[Source data]
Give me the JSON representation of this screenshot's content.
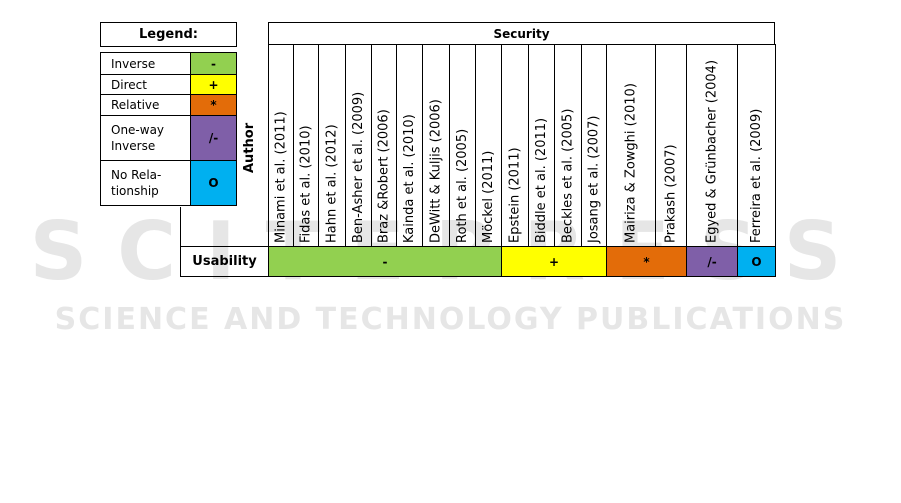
{
  "legend": {
    "title": "Legend:",
    "items": [
      {
        "label": "Inverse",
        "symbol": "-",
        "color": "#92d050"
      },
      {
        "label": "Direct",
        "symbol": "+",
        "color": "#ffff00"
      },
      {
        "label": "Relative",
        "symbol": "*",
        "color": "#e36c09"
      },
      {
        "label": "One-way Inverse",
        "symbol": "/-",
        "color": "#7f5fa8"
      },
      {
        "label": "No Rela- tionship",
        "symbol": "O",
        "color": "#00b0f0"
      }
    ]
  },
  "table": {
    "header": "Security",
    "row_header": "Author",
    "columns": [
      "Minami et al. (2011)",
      "Fidas et al. (2010)",
      "Hahn et al. (2012)",
      "Ben-Asher et al. (2009)",
      "Braz &Robert (2006)",
      "Kainda et al. (2010)",
      "DeWitt & Kuljis (2006)",
      "Roth et al. (2005)",
      "Möckel (2011)",
      "Epstein (2011)",
      "Biddle et al. (2011)",
      "Beckles et al. (2005)",
      "Josang et al. (2007)",
      "Mairiza & Zowghi (2010)",
      "Prakash (2007)",
      "Egyed & Grünbacher (2004)",
      "Ferreira et al. (2009)"
    ],
    "row": {
      "label": "Usability",
      "groups": [
        {
          "symbol": "-",
          "span": 9,
          "color": "#92d050"
        },
        {
          "symbol": "+",
          "span": 4,
          "color": "#ffff00"
        },
        {
          "symbol": "*",
          "span": 2,
          "color": "#e36c09"
        },
        {
          "symbol": "/-",
          "span": 1,
          "color": "#7f5fa8"
        },
        {
          "symbol": "O",
          "span": 1,
          "color": "#00b0f0"
        }
      ]
    }
  },
  "watermark": {
    "logo": "SCITEPRESS",
    "tagline": "SCIENCE AND TECHNOLOGY PUBLICATIONS"
  }
}
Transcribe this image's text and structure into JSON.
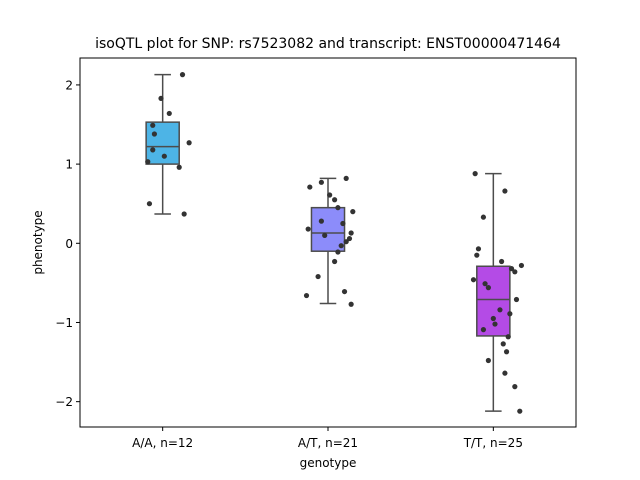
{
  "chart_data": {
    "type": "box",
    "title": "isoQTL plot for SNP: rs7523082 and transcript: ENST00000471464",
    "xlabel": "genotype",
    "ylabel": "phenotype",
    "categories": [
      "A/A, n=12",
      "A/T, n=21",
      "T/T, n=25"
    ],
    "ylim": [
      -2.32,
      2.34
    ],
    "yticks": [
      2,
      1,
      0,
      -1,
      -2
    ],
    "ytick_labels": [
      "2",
      "1",
      "0",
      "−1",
      "−2"
    ],
    "grid": false,
    "colors": [
      "#4db4e6",
      "#8c8cfa",
      "#b44be6"
    ],
    "boxes": [
      {
        "whisker_low": 0.37,
        "q1": 1.0,
        "median": 1.22,
        "q3": 1.53,
        "whisker_high": 2.13
      },
      {
        "whisker_low": -0.76,
        "q1": -0.1,
        "median": 0.13,
        "q3": 0.45,
        "whisker_high": 0.82
      },
      {
        "whisker_low": -2.12,
        "q1": -1.17,
        "median": -0.71,
        "q3": -0.29,
        "whisker_high": 0.88
      }
    ],
    "points": [
      [
        [
          0.12,
          2.13
        ],
        [
          -0.01,
          1.83
        ],
        [
          0.04,
          1.64
        ],
        [
          -0.06,
          1.49
        ],
        [
          -0.05,
          1.38
        ],
        [
          0.16,
          1.27
        ],
        [
          -0.06,
          1.18
        ],
        [
          0.01,
          1.1
        ],
        [
          -0.09,
          1.03
        ],
        [
          0.1,
          0.96
        ],
        [
          -0.08,
          0.5
        ],
        [
          0.13,
          0.37
        ]
      ],
      [
        [
          -0.04,
          0.77
        ],
        [
          0.11,
          0.82
        ],
        [
          -0.11,
          0.71
        ],
        [
          0.01,
          0.61
        ],
        [
          0.04,
          0.55
        ],
        [
          0.06,
          0.45
        ],
        [
          0.15,
          0.4
        ],
        [
          -0.04,
          0.28
        ],
        [
          0.09,
          0.25
        ],
        [
          -0.12,
          0.18
        ],
        [
          0.14,
          0.13
        ],
        [
          -0.02,
          0.1
        ],
        [
          0.13,
          0.06
        ],
        [
          0.11,
          0.02
        ],
        [
          0.08,
          -0.03
        ],
        [
          0.06,
          -0.11
        ],
        [
          0.04,
          -0.23
        ],
        [
          -0.06,
          -0.42
        ],
        [
          0.1,
          -0.61
        ],
        [
          -0.13,
          -0.66
        ],
        [
          0.14,
          -0.77
        ]
      ],
      [
        [
          -0.11,
          0.88
        ],
        [
          0.07,
          0.66
        ],
        [
          -0.06,
          0.33
        ],
        [
          -0.09,
          -0.07
        ],
        [
          -0.1,
          -0.15
        ],
        [
          0.05,
          -0.23
        ],
        [
          0.17,
          -0.28
        ],
        [
          0.11,
          -0.32
        ],
        [
          0.13,
          -0.36
        ],
        [
          -0.12,
          -0.46
        ],
        [
          -0.05,
          -0.51
        ],
        [
          -0.03,
          -0.56
        ],
        [
          0.14,
          -0.71
        ],
        [
          0.04,
          -0.84
        ],
        [
          0.1,
          -0.89
        ],
        [
          0.0,
          -0.95
        ],
        [
          0.01,
          -1.02
        ],
        [
          -0.06,
          -1.09
        ],
        [
          0.09,
          -1.18
        ],
        [
          0.06,
          -1.27
        ],
        [
          0.08,
          -1.37
        ],
        [
          -0.03,
          -1.48
        ],
        [
          0.07,
          -1.64
        ],
        [
          0.13,
          -1.81
        ],
        [
          0.16,
          -2.12
        ]
      ]
    ]
  }
}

TASK GOAL:
Write out the entries above word for word. Do not include the pictures.

WRITTEN REPLY:
Give me the JSON representation of this screenshot's content.
{
  "legend": {
    "title": "Legend:",
    "items": [
      {
        "label": "Inverse",
        "symbol": "-",
        "color": "#92d050"
      },
      {
        "label": "Direct",
        "symbol": "+",
        "color": "#ffff00"
      },
      {
        "label": "Relative",
        "symbol": "*",
        "color": "#e36c09"
      },
      {
        "label": "One-way Inverse",
        "symbol": "/-",
        "color": "#7f5fa8"
      },
      {
        "label": "No Rela- tionship",
        "symbol": "O",
        "color": "#00b0f0"
      }
    ]
  },
  "table": {
    "header": "Security",
    "row_header": "Author",
    "columns": [
      "Minami et al. (2011)",
      "Fidas et al. (2010)",
      "Hahn et al. (2012)",
      "Ben-Asher et al. (2009)",
      "Braz &Robert (2006)",
      "Kainda et al. (2010)",
      "DeWitt & Kuljis (2006)",
      "Roth et al. (2005)",
      "Möckel (2011)",
      "Epstein (2011)",
      "Biddle et al. (2011)",
      "Beckles et al. (2005)",
      "Josang et al. (2007)",
      "Mairiza & Zowghi (2010)",
      "Prakash (2007)",
      "Egyed & Grünbacher (2004)",
      "Ferreira et al. (2009)"
    ],
    "row": {
      "label": "Usability",
      "groups": [
        {
          "symbol": "-",
          "span": 9,
          "color": "#92d050"
        },
        {
          "symbol": "+",
          "span": 4,
          "color": "#ffff00"
        },
        {
          "symbol": "*",
          "span": 2,
          "color": "#e36c09"
        },
        {
          "symbol": "/-",
          "span": 1,
          "color": "#7f5fa8"
        },
        {
          "symbol": "O",
          "span": 1,
          "color": "#00b0f0"
        }
      ]
    }
  },
  "watermark": {
    "logo": "SCITEPRESS",
    "tagline": "SCIENCE AND TECHNOLOGY PUBLICATIONS"
  }
}
Transcribe this image's text and structure into JSON.
{
  "chart_data": {
    "type": "box",
    "title": "isoQTL plot for SNP: rs7523082 and transcript: ENST00000471464",
    "xlabel": "genotype",
    "ylabel": "phenotype",
    "categories": [
      "A/A, n=12",
      "A/T, n=21",
      "T/T, n=25"
    ],
    "ylim": [
      -2.32,
      2.34
    ],
    "yticks": [
      2,
      1,
      0,
      -1,
      -2
    ],
    "ytick_labels": [
      "2",
      "1",
      "0",
      "−1",
      "−2"
    ],
    "grid": false,
    "colors": [
      "#4db4e6",
      "#8c8cfa",
      "#b44be6"
    ],
    "boxes": [
      {
        "whisker_low": 0.37,
        "q1": 1.0,
        "median": 1.22,
        "q3": 1.53,
        "whisker_high": 2.13
      },
      {
        "whisker_low": -0.76,
        "q1": -0.1,
        "median": 0.13,
        "q3": 0.45,
        "whisker_high": 0.82
      },
      {
        "whisker_low": -2.12,
        "q1": -1.17,
        "median": -0.71,
        "q3": -0.29,
        "whisker_high": 0.88
      }
    ],
    "points": [
      [
        [
          0.12,
          2.13
        ],
        [
          -0.01,
          1.83
        ],
        [
          0.04,
          1.64
        ],
        [
          -0.06,
          1.49
        ],
        [
          -0.05,
          1.38
        ],
        [
          0.16,
          1.27
        ],
        [
          -0.06,
          1.18
        ],
        [
          0.01,
          1.1
        ],
        [
          -0.09,
          1.03
        ],
        [
          0.1,
          0.96
        ],
        [
          -0.08,
          0.5
        ],
        [
          0.13,
          0.37
        ]
      ],
      [
        [
          -0.04,
          0.77
        ],
        [
          0.11,
          0.82
        ],
        [
          -0.11,
          0.71
        ],
        [
          0.01,
          0.61
        ],
        [
          0.04,
          0.55
        ],
        [
          0.06,
          0.45
        ],
        [
          0.15,
          0.4
        ],
        [
          -0.04,
          0.28
        ],
        [
          0.09,
          0.25
        ],
        [
          -0.12,
          0.18
        ],
        [
          0.14,
          0.13
        ],
        [
          -0.02,
          0.1
        ],
        [
          0.13,
          0.06
        ],
        [
          0.11,
          0.02
        ],
        [
          0.08,
          -0.03
        ],
        [
          0.06,
          -0.11
        ],
        [
          0.04,
          -0.23
        ],
        [
          -0.06,
          -0.42
        ],
        [
          0.1,
          -0.61
        ],
        [
          -0.13,
          -0.66
        ],
        [
          0.14,
          -0.77
        ]
      ],
      [
        [
          -0.11,
          0.88
        ],
        [
          0.07,
          0.66
        ],
        [
          -0.06,
          0.33
        ],
        [
          -0.09,
          -0.07
        ],
        [
          -0.1,
          -0.15
        ],
        [
          0.05,
          -0.23
        ],
        [
          0.17,
          -0.28
        ],
        [
          0.11,
          -0.32
        ],
        [
          0.13,
          -0.36
        ],
        [
          -0.12,
          -0.46
        ],
        [
          -0.05,
          -0.51
        ],
        [
          -0.03,
          -0.56
        ],
        [
          0.14,
          -0.71
        ],
        [
          0.04,
          -0.84
        ],
        [
          0.1,
          -0.89
        ],
        [
          0.0,
          -0.95
        ],
        [
          0.01,
          -1.02
        ],
        [
          -0.06,
          -1.09
        ],
        [
          0.09,
          -1.18
        ],
        [
          0.06,
          -1.27
        ],
        [
          0.08,
          -1.37
        ],
        [
          -0.03,
          -1.48
        ],
        [
          0.07,
          -1.64
        ],
        [
          0.13,
          -1.81
        ],
        [
          0.16,
          -2.12
        ]
      ]
    ]
  }
}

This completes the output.